Aim
Report every line below that holds the word "brutas".

## Start Extracted entries

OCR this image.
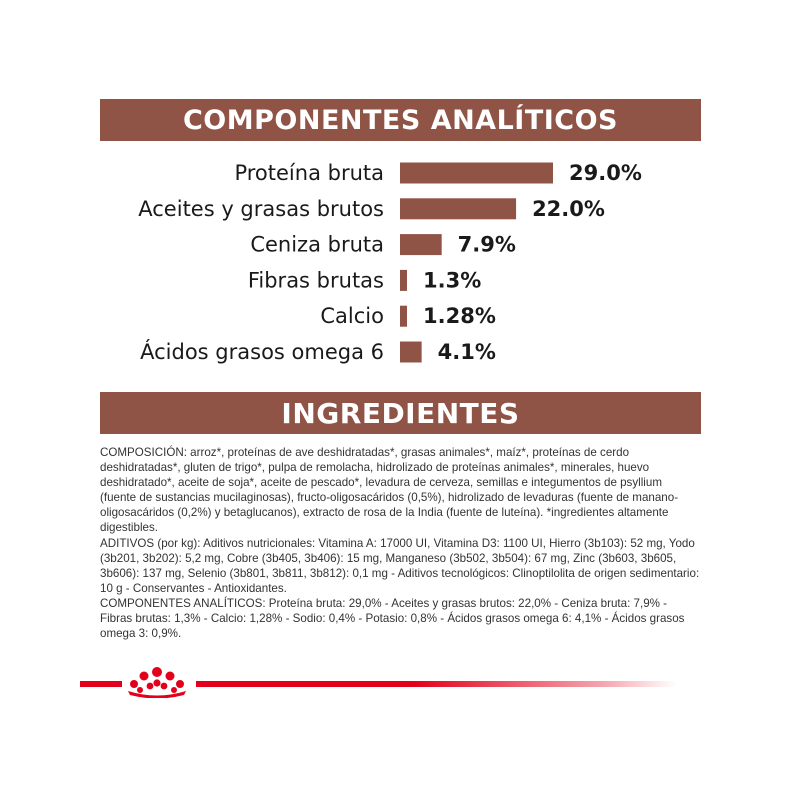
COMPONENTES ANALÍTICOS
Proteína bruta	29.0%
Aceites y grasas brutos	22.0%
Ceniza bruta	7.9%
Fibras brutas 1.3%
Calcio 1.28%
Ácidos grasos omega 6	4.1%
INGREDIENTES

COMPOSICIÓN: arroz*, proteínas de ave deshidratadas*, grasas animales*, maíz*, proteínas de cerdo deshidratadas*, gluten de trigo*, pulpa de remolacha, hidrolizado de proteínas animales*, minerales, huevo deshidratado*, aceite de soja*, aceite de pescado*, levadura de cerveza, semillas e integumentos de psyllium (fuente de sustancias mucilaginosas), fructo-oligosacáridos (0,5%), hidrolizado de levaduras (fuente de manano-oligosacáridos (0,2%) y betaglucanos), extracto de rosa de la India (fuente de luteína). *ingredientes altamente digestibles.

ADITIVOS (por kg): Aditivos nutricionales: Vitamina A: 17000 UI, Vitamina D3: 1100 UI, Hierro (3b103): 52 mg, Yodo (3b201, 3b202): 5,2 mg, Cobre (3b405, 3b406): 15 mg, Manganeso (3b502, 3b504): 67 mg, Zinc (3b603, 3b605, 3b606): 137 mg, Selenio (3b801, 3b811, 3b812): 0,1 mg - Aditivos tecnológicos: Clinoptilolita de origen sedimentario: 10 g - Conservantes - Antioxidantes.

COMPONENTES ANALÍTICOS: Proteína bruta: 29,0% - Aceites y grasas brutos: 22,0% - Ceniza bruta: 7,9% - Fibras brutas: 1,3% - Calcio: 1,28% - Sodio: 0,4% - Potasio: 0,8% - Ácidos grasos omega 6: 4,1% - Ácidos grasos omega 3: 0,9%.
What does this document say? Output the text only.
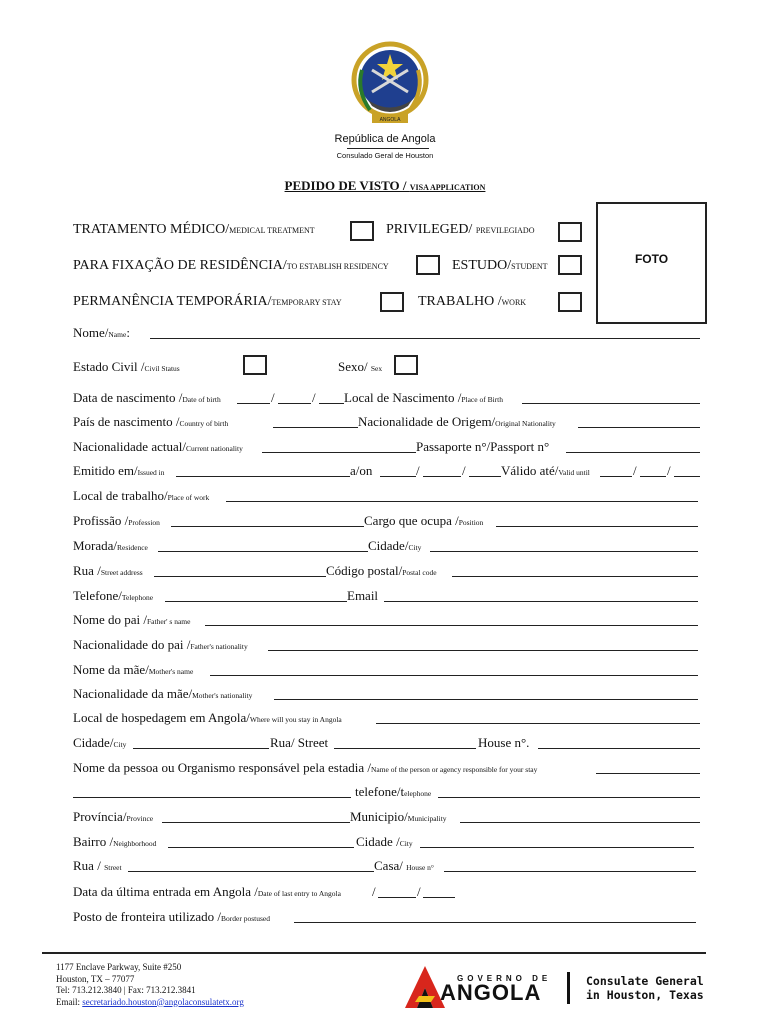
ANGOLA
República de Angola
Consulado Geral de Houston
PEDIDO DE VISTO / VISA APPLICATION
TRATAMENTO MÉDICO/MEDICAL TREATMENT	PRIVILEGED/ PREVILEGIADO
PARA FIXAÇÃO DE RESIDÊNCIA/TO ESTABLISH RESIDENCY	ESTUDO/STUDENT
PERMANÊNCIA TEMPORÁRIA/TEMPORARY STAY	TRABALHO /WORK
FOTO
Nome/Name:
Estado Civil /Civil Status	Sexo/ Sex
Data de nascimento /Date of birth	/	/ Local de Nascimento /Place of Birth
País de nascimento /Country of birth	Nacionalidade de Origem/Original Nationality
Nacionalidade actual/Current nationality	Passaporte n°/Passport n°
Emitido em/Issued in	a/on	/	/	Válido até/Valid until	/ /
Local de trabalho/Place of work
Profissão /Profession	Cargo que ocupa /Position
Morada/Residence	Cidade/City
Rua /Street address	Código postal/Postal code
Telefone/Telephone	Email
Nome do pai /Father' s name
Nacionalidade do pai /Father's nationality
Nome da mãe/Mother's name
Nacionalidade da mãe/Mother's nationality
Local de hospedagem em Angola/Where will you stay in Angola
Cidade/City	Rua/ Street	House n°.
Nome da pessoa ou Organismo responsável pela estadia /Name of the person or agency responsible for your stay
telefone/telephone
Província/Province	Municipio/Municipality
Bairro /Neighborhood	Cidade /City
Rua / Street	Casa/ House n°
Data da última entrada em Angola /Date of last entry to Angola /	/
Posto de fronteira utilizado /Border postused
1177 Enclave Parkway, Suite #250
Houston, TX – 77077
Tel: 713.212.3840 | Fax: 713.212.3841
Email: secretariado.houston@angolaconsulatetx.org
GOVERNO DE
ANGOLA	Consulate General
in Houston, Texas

## End Extracted entries
## Start Extracted entries

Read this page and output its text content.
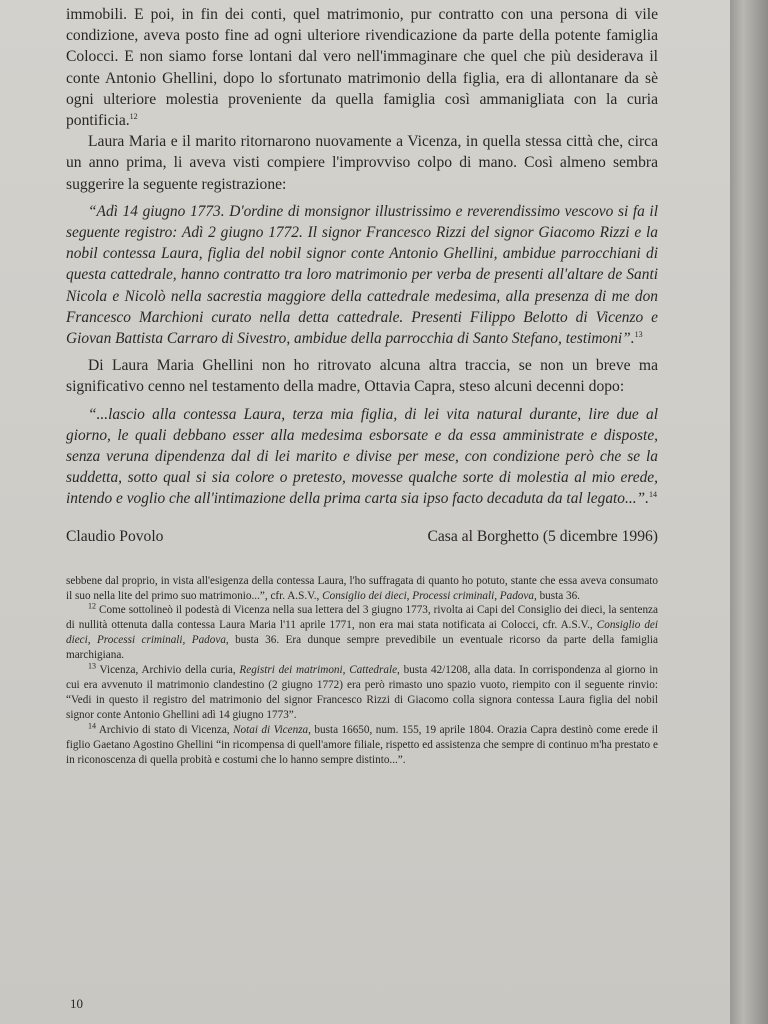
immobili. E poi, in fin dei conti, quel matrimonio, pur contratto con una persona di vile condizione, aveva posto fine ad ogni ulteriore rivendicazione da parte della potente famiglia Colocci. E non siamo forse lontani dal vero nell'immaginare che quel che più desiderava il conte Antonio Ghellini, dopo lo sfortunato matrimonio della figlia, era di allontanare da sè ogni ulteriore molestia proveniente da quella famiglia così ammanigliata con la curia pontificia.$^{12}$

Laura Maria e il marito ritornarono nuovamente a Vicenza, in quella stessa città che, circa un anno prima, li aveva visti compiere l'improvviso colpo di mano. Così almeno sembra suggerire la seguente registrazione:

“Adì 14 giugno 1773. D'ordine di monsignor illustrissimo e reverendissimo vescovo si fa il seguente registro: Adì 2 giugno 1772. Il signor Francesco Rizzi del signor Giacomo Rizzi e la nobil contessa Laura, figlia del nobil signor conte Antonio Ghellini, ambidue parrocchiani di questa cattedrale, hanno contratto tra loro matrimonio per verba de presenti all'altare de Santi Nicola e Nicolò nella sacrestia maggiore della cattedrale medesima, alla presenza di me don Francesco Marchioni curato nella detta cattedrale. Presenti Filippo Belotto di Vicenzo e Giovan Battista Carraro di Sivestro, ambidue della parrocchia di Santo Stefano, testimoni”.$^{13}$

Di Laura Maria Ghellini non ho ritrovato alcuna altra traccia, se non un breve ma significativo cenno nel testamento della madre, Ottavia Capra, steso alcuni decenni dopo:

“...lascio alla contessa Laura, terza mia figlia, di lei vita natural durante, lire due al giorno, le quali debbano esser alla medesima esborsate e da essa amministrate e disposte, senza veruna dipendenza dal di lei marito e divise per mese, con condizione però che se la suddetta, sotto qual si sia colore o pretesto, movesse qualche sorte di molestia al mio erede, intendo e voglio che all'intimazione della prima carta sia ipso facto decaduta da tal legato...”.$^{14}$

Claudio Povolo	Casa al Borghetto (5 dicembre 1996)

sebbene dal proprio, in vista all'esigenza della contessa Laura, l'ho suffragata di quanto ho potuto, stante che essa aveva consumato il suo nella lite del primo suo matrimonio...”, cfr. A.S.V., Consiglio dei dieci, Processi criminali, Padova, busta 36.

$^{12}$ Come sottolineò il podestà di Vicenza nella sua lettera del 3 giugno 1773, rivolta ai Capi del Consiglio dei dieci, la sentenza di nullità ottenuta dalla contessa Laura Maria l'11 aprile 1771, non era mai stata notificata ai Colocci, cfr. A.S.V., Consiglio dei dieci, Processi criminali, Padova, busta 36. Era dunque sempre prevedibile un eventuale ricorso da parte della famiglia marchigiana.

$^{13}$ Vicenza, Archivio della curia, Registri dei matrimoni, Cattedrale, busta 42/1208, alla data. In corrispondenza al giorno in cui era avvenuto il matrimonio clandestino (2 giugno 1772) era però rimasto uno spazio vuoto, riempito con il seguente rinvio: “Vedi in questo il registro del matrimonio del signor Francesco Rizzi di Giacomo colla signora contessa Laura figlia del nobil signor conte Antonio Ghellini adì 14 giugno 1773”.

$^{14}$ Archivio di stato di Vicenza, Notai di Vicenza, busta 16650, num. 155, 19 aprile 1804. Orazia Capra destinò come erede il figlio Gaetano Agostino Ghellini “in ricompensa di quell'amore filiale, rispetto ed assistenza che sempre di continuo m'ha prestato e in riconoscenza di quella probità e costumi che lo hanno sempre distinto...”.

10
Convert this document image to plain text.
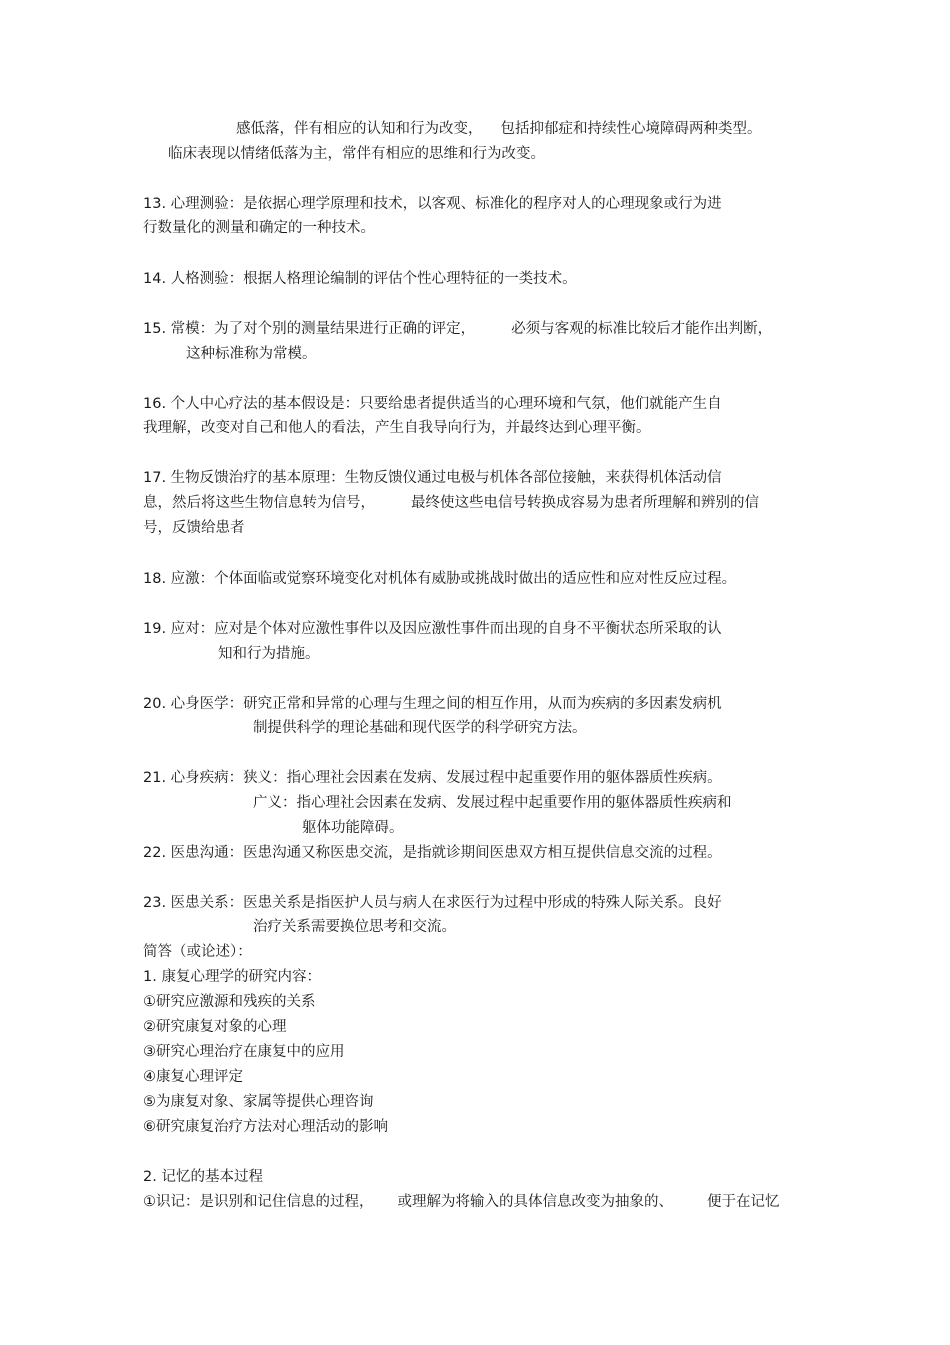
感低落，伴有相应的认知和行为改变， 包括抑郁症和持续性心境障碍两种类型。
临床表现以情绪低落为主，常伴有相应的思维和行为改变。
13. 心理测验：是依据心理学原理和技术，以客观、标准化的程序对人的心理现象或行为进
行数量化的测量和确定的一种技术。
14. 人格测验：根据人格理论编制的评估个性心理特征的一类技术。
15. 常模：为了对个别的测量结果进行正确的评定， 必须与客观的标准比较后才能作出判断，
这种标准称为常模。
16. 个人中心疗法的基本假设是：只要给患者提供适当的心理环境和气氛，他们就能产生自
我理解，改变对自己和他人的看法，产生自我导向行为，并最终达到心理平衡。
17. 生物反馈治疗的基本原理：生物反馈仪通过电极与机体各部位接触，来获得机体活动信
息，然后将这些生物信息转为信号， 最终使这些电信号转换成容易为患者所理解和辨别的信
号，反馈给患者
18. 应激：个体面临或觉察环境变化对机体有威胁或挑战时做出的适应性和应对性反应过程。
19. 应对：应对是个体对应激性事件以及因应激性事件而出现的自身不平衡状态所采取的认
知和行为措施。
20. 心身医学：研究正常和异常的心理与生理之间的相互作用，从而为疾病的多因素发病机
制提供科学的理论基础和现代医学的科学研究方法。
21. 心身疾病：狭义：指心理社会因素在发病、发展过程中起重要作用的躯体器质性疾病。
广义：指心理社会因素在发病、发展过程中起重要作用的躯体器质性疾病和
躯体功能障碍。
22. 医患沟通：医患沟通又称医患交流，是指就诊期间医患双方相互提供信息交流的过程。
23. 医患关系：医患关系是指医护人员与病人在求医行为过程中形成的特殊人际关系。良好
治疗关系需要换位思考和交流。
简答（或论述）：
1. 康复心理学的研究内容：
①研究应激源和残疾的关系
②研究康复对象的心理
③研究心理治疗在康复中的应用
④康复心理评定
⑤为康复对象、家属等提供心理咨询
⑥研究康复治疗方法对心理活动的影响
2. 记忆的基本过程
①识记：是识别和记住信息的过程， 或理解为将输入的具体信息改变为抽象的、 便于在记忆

## End Extracted entries

Output of the exercise
Fibras brutas 1.3%
COMPONENTES ANALÍTICOS: Proteína bruta: 29,0% - Aceites y grasas brutos: 22,0% - Ceniza bruta: 7,9% - Fibras brutas: 1,3% - Calcio: 1,28% - Sodio: 0,4% - Potasio: 0,8% - Ácidos grasos omega 6: 4,1% - Ácidos grasos omega 3: 0,9%.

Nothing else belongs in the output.